Stated goal
Keep the pictures out of the copy and print all the entries below exactly.

□ □ □ □ □

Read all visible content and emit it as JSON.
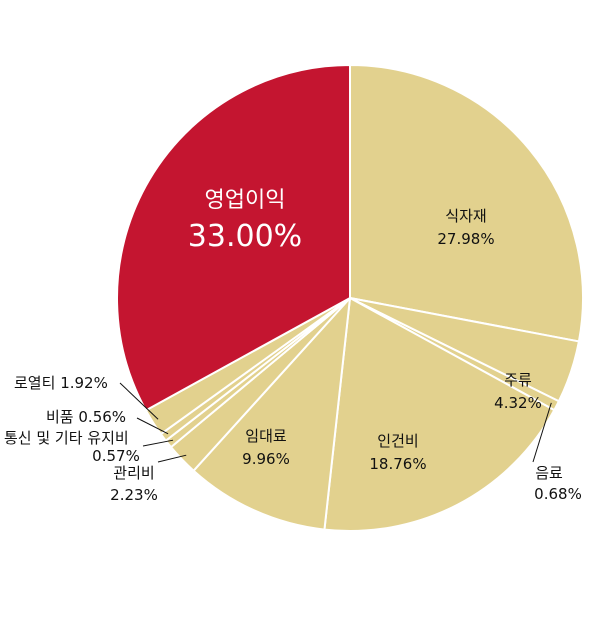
{
  "chart_data": {
    "type": "pie",
    "start_angle": "12 o'clock",
    "direction": "clockwise",
    "slices": [
      {
        "name": "식자재",
        "value": 27.98,
        "label": "27.98%",
        "color": "#e2d18e"
      },
      {
        "name": "주류",
        "value": 4.32,
        "label": "4.32%",
        "color": "#e2d18e"
      },
      {
        "name": "음료",
        "value": 0.68,
        "label": "0.68%",
        "color": "#e2d18e"
      },
      {
        "name": "인건비",
        "value": 18.76,
        "label": "18.76%",
        "color": "#e2d18e"
      },
      {
        "name": "임대료",
        "value": 9.96,
        "label": "9.96%",
        "color": "#e2d18e"
      },
      {
        "name": "관리비",
        "value": 2.23,
        "label": "2.23%",
        "color": "#e2d18e"
      },
      {
        "name": "통신 및 기타 유지비",
        "value": 0.57,
        "label": "0.57%",
        "color": "#e2d18e"
      },
      {
        "name": "비품",
        "value": 0.56,
        "label": "0.56%",
        "color": "#e2d18e"
      },
      {
        "name": "로열티",
        "value": 1.92,
        "label": "1.92%",
        "color": "#e2d18e"
      },
      {
        "name": "영업이익",
        "value": 33.0,
        "label": "33.00%",
        "color": "#c41530"
      }
    ],
    "slice_border_color": "#ffffff"
  }
}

□ □ □ □ □

Answer in full
Read all visible content and emit it as JSON.
{
  "chart_data": {
    "type": "pie",
    "start_angle": "12 o'clock",
    "direction": "clockwise",
    "slices": [
      {
        "name": "식자재",
        "value": 27.98,
        "label": "27.98%",
        "color": "#e2d18e"
      },
      {
        "name": "주류",
        "value": 4.32,
        "label": "4.32%",
        "color": "#e2d18e"
      },
      {
        "name": "음료",
        "value": 0.68,
        "label": "0.68%",
        "color": "#e2d18e"
      },
      {
        "name": "인건비",
        "value": 18.76,
        "label": "18.76%",
        "color": "#e2d18e"
      },
      {
        "name": "임대료",
        "value": 9.96,
        "label": "9.96%",
        "color": "#e2d18e"
      },
      {
        "name": "관리비",
        "value": 2.23,
        "label": "2.23%",
        "color": "#e2d18e"
      },
      {
        "name": "통신 및 기타 유지비",
        "value": 0.57,
        "label": "0.57%",
        "color": "#e2d18e"
      },
      {
        "name": "비품",
        "value": 0.56,
        "label": "0.56%",
        "color": "#e2d18e"
      },
      {
        "name": "로열티",
        "value": 1.92,
        "label": "1.92%",
        "color": "#e2d18e"
      },
      {
        "name": "영업이익",
        "value": 33.0,
        "label": "33.00%",
        "color": "#c41530"
      }
    ],
    "slice_border_color": "#ffffff"
  }
}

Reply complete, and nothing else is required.